The opinion of the court was delivered by: Judge Blanche M. Manning


Petitioner Unite Here Local 1 ("Union") seeks to compel the Standard Club ("Company") to arbitrate a dispute regarding suspension and termination of an employee under the parties' collective bargaining agreement. For the reasons set forth below, the petition is granted.


Standard Club, the Company, is an Illinois not-for-profit corporation. The Union is the bargaining representative of a bargaining unit of the Company's employees. Daniel Luna ("Luna") was an employee represented by the Union. On February 23, 2006, the Company suspended Luna pending investigation for possible termination due to Luna's alleged refusal to cooperate with the Company's anti-drug program and his failure to pass a drug test. On February 27, 2006, the Union submitted a written grievance regarding Luna's suspension with the Company. By letter dated April 3, 2006, the Union submitted the grievance for arbitration. One day later, on April 4, 2006, the Company terminated Luna. The Union did not file a separate written grievance about Luna's termination.

By letter dated October 6, 2006, the Union requested a panel of arbitrators from the Federal Mediation & Conciliation Service ("FMCS") for arbitration. After the FMCS issued a panel of arbitrators, the Company refused to proceed with arbitration by contending that Luna's termination is not arbitrable. In particular, the Company contends that the Union failed to address the termination by a separate written grievance, which is allegedly required by the grievance procedure for disputes under the Collective Bargaining Agreement ("CBA") between the Company and the Union.

Unable to resolve the matter through correspondence or discussion, the Union initiated this Petition to Compel Arbitration.

> [Record excerpts]:
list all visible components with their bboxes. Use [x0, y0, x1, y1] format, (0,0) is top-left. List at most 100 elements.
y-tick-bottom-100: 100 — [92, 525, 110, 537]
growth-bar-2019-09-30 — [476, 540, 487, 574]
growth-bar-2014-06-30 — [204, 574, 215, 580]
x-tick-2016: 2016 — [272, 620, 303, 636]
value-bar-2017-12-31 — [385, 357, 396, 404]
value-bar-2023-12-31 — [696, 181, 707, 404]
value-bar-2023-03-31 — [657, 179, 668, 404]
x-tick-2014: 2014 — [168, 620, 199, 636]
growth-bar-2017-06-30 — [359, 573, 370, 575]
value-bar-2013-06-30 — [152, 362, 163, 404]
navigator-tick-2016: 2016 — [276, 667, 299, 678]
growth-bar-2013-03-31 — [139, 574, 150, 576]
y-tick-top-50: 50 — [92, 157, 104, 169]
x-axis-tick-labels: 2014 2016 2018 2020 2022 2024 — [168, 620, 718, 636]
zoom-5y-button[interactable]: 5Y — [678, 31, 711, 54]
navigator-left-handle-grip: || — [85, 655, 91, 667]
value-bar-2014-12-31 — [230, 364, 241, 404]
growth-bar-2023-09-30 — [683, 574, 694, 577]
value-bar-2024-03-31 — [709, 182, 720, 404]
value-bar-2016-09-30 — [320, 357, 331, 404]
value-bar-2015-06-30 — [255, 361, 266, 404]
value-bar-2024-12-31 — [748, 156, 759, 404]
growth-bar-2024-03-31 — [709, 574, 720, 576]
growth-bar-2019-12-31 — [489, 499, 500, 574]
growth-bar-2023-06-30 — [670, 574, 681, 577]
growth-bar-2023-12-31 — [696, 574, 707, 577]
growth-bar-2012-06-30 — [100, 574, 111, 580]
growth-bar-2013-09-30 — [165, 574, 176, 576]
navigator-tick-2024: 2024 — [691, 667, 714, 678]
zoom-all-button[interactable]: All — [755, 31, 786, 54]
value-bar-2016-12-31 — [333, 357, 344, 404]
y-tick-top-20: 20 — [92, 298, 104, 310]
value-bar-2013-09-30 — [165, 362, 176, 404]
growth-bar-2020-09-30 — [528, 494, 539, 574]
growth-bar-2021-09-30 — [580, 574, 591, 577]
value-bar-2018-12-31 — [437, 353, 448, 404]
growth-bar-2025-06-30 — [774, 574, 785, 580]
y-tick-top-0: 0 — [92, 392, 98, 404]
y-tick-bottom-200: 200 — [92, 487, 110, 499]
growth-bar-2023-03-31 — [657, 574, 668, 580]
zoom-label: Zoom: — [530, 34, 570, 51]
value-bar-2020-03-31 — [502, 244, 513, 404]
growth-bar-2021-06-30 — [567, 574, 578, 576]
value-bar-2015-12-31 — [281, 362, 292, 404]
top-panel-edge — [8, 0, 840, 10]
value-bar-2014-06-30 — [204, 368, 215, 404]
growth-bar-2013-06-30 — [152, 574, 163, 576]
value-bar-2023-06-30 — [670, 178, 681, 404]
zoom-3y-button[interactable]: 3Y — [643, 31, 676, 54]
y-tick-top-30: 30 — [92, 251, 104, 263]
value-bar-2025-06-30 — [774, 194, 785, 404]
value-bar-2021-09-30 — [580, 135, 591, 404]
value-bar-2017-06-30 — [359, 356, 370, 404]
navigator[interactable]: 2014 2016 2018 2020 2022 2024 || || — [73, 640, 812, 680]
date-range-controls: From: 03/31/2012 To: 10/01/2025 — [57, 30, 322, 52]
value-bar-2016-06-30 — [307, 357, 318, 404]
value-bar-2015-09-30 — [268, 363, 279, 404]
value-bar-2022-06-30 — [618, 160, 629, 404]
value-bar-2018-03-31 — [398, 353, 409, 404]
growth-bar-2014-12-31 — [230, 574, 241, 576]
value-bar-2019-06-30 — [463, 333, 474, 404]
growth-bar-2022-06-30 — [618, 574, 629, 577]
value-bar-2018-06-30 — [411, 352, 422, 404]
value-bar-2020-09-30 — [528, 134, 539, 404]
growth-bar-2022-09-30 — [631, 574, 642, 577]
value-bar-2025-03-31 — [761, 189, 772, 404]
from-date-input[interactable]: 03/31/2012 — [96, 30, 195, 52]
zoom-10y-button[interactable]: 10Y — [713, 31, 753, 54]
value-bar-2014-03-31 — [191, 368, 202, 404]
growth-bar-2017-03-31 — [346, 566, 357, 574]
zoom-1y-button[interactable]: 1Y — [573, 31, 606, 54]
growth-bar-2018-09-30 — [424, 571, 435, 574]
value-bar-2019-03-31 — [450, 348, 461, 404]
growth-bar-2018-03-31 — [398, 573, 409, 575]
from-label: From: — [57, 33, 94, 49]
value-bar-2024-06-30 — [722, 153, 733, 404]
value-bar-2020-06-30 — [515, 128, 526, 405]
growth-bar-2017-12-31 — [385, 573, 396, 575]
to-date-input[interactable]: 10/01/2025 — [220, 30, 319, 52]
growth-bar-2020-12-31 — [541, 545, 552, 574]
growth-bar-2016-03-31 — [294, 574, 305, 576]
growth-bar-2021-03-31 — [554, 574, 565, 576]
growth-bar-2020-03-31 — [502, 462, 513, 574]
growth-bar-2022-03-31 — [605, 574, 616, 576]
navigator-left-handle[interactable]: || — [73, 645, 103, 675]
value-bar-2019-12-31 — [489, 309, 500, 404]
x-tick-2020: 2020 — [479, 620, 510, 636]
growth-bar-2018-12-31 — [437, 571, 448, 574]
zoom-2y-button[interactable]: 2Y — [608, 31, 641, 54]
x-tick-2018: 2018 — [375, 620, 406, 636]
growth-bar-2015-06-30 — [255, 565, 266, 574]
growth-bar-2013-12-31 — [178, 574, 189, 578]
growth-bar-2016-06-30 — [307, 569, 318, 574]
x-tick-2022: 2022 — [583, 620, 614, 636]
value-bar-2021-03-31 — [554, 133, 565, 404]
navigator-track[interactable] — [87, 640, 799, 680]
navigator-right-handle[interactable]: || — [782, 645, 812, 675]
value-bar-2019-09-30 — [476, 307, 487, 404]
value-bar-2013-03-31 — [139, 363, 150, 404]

> [To-do list]:
1 – Translate this sentence from the court opinion on the Luna arbitration dispute into Spanish: "Standard Club, the Company, is an Illinois not-for-profit corporation."
2 – Resume the court opinion on the Luna arbitration dispute after its last sentence.
The listing has no role here.

> [Answers to the problems]:
1 – Standard Club, la Compañía, es una corporación sin fines de lucro de Illinois.

2 –
I. Jurisdiction

Section 301 of the Labor-Management Relations Act ("LMRA") confers federal subject matter jurisdiction over "[s]uits for violation of contracts between an employer and a labor organization representing employees . . . ." 29 U.S.C. § 185. In this case, the Union is a labor organization and the Company is an employer under the LMRA. Moreover, the Union is essentially claiming that the Company breached the CBA by filing a written grievance and bringing this action to compel arbitration. See Int'l Ass'n of Machinists & Aerospace Workers v. Gen. Elec. Co., 865 F.2d 902, 906 (7th Cir. 1989) ("A 'grievance' is merely a claim of breach of the collective bargaining agreement"). Therefore, this court has jurisdiction under Section 301 of the LMRA because the case is about an alleged violation of the CBA between an employer and a labor organization. See Teamsters Nat'l Auto. Transporters Indus. Negotiating Comm. v. Troha, 328 F.3d 325, 328 (7th Cir. 2003) (§ 301 authorizes federal-question jurisdiction on breach of contract allegations).

II. Standard of Review

Without citing any legal authority or giving any reasoning, the Company simply concludes that this court should treat the Union's Petition to Compel Arbitration as a motion for summary judgment that should be denied because of disputed facts. Specifically, the Company argues that the parties dispute what subject matters they intended to arbitrate when they agreed to the arbitration clause in the CBA, and therefore a hearing is necessary to determine the parties intent.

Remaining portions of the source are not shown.